Entries from a visual dataset
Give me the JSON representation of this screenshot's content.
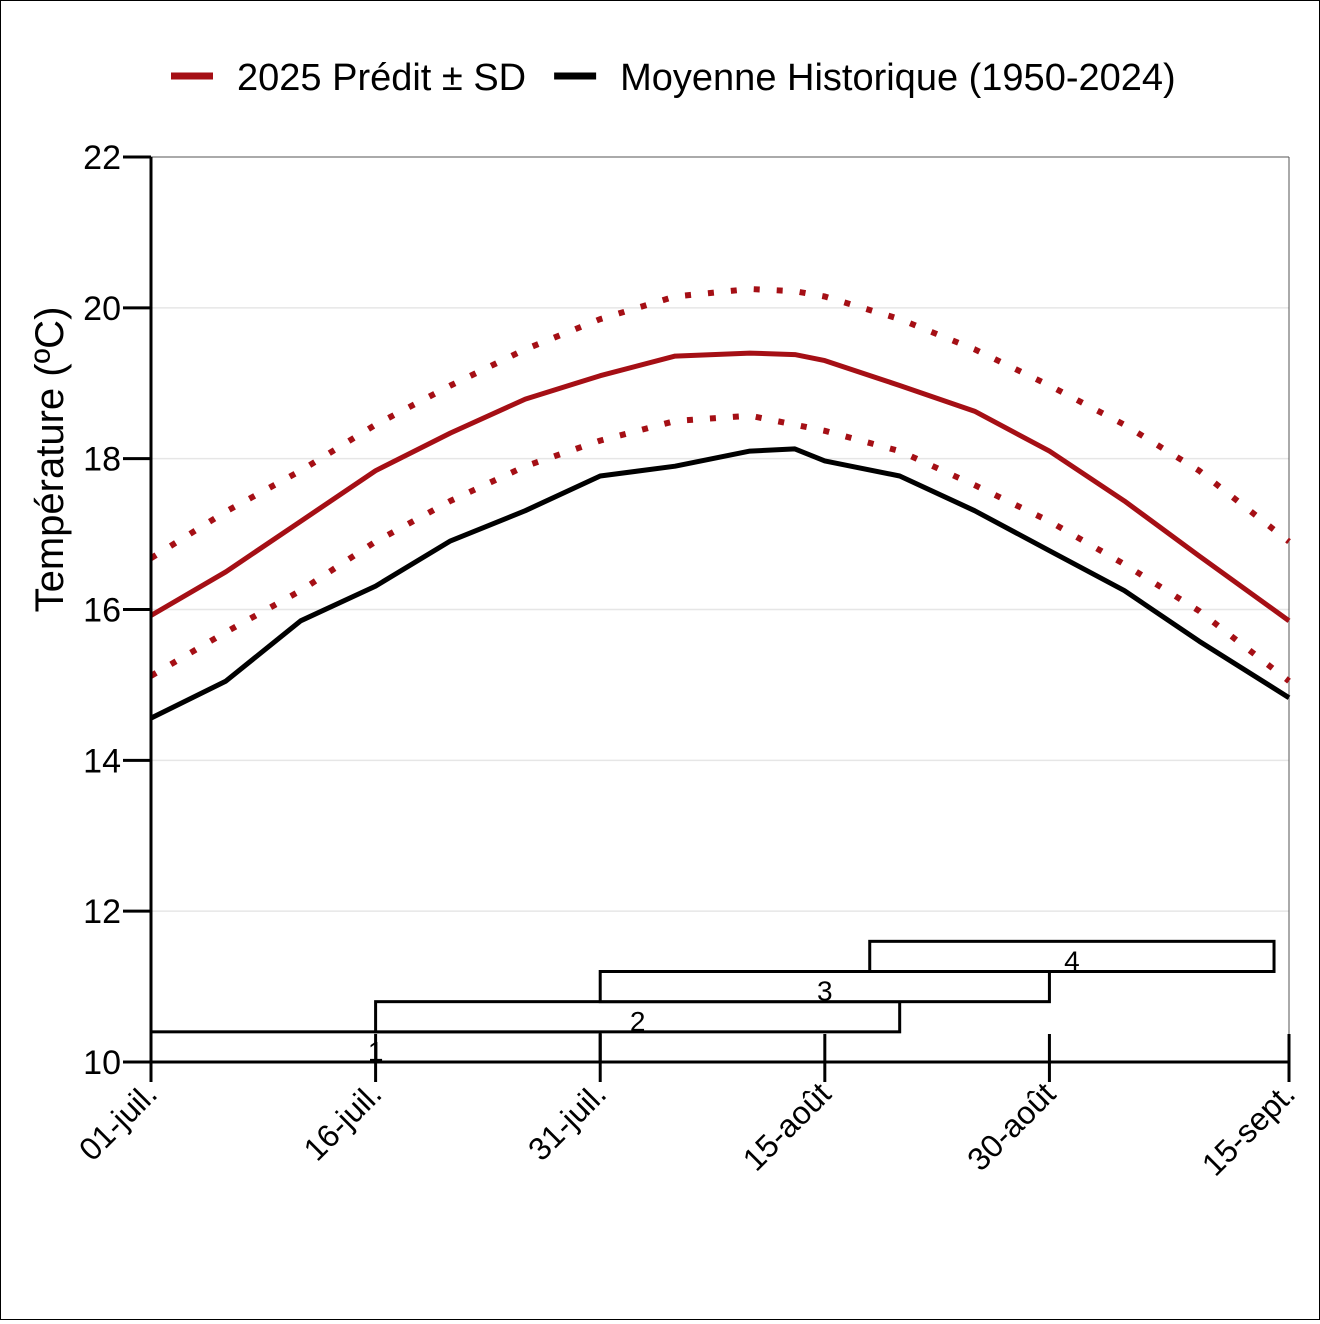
{
  "chart_data": {
    "type": "line",
    "title": "",
    "xlabel": "",
    "ylabel": "Température (ºC)",
    "ylim": [
      10,
      22
    ],
    "yticks": [
      10,
      12,
      14,
      16,
      18,
      20,
      22
    ],
    "xlim": [
      "07-01",
      "09-15"
    ],
    "xticks": [
      {
        "date": "07-01",
        "label": "01-juil."
      },
      {
        "date": "07-16",
        "label": "16-juil."
      },
      {
        "date": "07-31",
        "label": "31-juil."
      },
      {
        "date": "08-15",
        "label": "15-août"
      },
      {
        "date": "08-30",
        "label": "30-août"
      },
      {
        "date": "09-15",
        "label": "15-sept."
      }
    ],
    "grid": "horizontal",
    "legend_position": "top",
    "x": [
      "07-01",
      "07-06",
      "07-11",
      "07-16",
      "07-21",
      "07-26",
      "07-31",
      "08-05",
      "08-10",
      "08-13",
      "08-15",
      "08-20",
      "08-25",
      "08-30",
      "09-04",
      "09-09",
      "09-15"
    ],
    "series": [
      {
        "name": "2025 Prédit ± SD",
        "color": "#a50f15",
        "style": "solid",
        "values": [
          15.92,
          16.5,
          17.17,
          17.84,
          18.34,
          18.79,
          19.1,
          19.36,
          19.4,
          19.38,
          19.3,
          18.97,
          18.63,
          18.1,
          17.44,
          16.71,
          15.85
        ]
      },
      {
        "name": "",
        "color": "#a50f15",
        "style": "dotted",
        "values": [
          16.68,
          17.3,
          17.84,
          18.45,
          18.97,
          19.45,
          19.85,
          20.15,
          20.25,
          20.22,
          20.15,
          19.85,
          19.45,
          18.97,
          18.45,
          17.84,
          16.9
        ]
      },
      {
        "name": "",
        "color": "#a50f15",
        "style": "dotted",
        "values": [
          15.12,
          15.7,
          16.25,
          16.9,
          17.44,
          17.9,
          18.24,
          18.5,
          18.57,
          18.45,
          18.37,
          18.1,
          17.65,
          17.17,
          16.6,
          15.98,
          15.05
        ]
      },
      {
        "name": "Moyenne Historique (1950-2024)",
        "color": "#000000",
        "style": "solid",
        "values": [
          14.56,
          15.05,
          15.85,
          16.31,
          16.91,
          17.31,
          17.77,
          17.9,
          18.1,
          18.13,
          17.97,
          17.77,
          17.31,
          16.78,
          16.25,
          15.58,
          14.83
        ]
      }
    ],
    "periods": [
      {
        "label": "1",
        "start": "07-01",
        "end": "07-31",
        "ymin": 10.0,
        "ymax": 10.4
      },
      {
        "label": "2",
        "start": "07-16",
        "end": "08-20",
        "ymin": 10.4,
        "ymax": 10.8
      },
      {
        "label": "3",
        "start": "07-31",
        "end": "08-30",
        "ymin": 10.8,
        "ymax": 11.2
      },
      {
        "label": "4",
        "start": "08-18",
        "end": "09-14",
        "ymin": 11.2,
        "ymax": 11.6
      }
    ]
  }
}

Exercise objective: Say how many lines contain "juil", and give nothing but that number.

Answer for this exercise: 3